╭─ Blocco di testo

Dottoressa Palazzo, perché sono importanti i CPS?

“La legge Basaglia ha avuto l’enorme vantaggio non solo di chiudere gli istituti manicomiali, ma anche di passare il messaggio che il luogo dove si cura un malato è importante. Se ci troviamo in un posto chiuso brutto e spoglio, non possiamo che identificarci con esso. Anche per questo i manicomi non erano funzionali. Un altro concetto che ha introdotto è la territorialità: se un paziente ha bisogno di cure psichiatriche non può fare 20 chilometri per riceverle, ma deve poterle trovare nel suo quartiere. Negli anni si è evoluto anche il concetto di salute mentale, che non è più solo l’assenza di sintomi, ma è comprende anche l’integrazione nella società, che è quello che cerchiamo di fare nei CPS”.

 

Cosa serve per favorire l’integrazione?

╰─
╭─ I dati

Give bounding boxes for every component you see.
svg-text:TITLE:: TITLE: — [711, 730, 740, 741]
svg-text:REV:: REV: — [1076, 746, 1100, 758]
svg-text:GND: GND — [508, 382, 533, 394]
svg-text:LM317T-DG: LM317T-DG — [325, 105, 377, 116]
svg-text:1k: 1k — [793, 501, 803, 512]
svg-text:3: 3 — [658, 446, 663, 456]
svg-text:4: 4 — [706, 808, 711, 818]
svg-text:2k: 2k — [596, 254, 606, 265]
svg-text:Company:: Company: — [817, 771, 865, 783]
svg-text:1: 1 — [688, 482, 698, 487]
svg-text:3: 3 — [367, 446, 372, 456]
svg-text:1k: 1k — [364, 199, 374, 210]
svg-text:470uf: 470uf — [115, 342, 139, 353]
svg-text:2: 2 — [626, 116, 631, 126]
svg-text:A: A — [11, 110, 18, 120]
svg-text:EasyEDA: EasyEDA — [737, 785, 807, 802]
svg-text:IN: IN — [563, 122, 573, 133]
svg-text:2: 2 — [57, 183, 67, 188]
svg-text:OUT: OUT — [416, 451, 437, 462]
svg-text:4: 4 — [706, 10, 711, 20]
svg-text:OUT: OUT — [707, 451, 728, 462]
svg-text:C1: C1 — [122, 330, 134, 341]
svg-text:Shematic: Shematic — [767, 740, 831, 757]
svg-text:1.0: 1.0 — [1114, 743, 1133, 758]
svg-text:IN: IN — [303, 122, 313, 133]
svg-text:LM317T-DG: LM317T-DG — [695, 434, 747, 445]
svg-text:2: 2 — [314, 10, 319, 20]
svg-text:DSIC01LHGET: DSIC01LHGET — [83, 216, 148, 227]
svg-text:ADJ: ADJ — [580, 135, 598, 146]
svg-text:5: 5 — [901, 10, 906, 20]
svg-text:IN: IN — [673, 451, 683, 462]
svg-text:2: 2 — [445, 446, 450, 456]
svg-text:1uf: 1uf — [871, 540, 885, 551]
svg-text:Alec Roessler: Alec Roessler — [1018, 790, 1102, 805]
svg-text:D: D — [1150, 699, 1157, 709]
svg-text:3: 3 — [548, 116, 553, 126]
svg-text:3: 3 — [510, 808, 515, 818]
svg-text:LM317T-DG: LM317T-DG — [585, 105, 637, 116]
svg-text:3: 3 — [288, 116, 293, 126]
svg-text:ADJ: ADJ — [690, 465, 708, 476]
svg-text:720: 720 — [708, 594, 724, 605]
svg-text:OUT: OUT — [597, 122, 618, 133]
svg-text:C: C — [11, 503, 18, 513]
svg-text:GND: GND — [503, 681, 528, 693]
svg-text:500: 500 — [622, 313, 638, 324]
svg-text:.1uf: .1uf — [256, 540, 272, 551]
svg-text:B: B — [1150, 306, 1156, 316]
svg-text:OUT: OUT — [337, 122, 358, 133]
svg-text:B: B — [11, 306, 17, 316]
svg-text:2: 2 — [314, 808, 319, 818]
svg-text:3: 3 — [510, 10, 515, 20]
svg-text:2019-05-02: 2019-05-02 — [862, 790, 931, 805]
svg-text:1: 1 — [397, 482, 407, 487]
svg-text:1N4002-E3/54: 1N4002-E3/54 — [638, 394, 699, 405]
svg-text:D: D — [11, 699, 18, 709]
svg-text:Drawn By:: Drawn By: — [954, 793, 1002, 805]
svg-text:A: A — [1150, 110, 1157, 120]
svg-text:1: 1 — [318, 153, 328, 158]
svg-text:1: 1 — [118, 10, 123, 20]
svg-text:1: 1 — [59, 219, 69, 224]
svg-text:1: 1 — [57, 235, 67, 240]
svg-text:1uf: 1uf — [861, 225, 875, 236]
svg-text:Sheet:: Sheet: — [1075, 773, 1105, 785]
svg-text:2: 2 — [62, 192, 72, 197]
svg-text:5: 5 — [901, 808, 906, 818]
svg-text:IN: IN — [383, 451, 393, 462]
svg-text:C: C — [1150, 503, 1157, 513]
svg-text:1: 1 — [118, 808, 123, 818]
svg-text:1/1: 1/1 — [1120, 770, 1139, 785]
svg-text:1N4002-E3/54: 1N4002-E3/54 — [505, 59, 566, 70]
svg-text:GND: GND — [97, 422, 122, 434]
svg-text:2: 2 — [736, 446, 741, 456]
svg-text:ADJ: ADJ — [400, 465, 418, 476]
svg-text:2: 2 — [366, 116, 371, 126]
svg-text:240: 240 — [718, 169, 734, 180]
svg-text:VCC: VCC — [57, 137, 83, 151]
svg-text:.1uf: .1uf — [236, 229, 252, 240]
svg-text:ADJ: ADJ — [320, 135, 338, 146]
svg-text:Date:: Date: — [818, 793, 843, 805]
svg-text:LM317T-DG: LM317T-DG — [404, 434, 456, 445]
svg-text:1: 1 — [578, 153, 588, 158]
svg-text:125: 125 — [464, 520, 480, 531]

╰─

> [Compiti]:
(1) Sostituisci "quartiere" con "comune" nel brano dell'intervista sui CPS che parte da "Dottoressa Palazzo, perché" e prosegue fino a "per favorire l’integrazione?", poi riscrivi quel brano.
(2) Riprendi l'intervista sui CPS e continuala dopo l'ultima frase riportata.

> [Risposte in ordine]:
(1)
Dottoressa Palazzo, perché sono importanti i CPS?

“La legge Basaglia ha avuto l’enorme vantaggio non solo di chiudere gli istituti manicomiali, ma anche di passare il messaggio che il luogo dove si cura un malato è importante. Se ci troviamo in un posto chiuso brutto e spoglio, non possiamo che identificarci con esso. Anche per questo i manicomi non erano funzionali. Un altro concetto che ha introdotto è la territorialità: se un paziente ha bisogno di cure psichiatriche non può fare 20 chilometri per riceverle, ma deve poterle trovare nel suo comune. Negli anni si è evoluto anche il concetto di salute mentale, che non è più solo l’assenza di sintomi, ma è comprende anche l’integrazione nella società, che è quello che cerchiamo di fare nei CPS”.

 

Cosa serve per favorire l’integrazione?

(2)
“Bisogna innanzitutto capire quello che i pazienti vogliono: che sia una migliore assistenza, un impiego o l’autonomia. E per farlo dobbiamo cambiare prospettiva, lavorare in modo multidisciplinare e non considerare solo l’aspetto terapeutico. Abbiamo bisogno di assistenti sociali che si occupino dell’impiego e della ri-scolarizzazione. Purtroppo, le patologie psichiatriche esordiscono in un’età estremamente giovanile e molto spesso le persone colpite interrompono i percorsi scolastici”.

 

Quindi serve una presa in carico a 360 gradi?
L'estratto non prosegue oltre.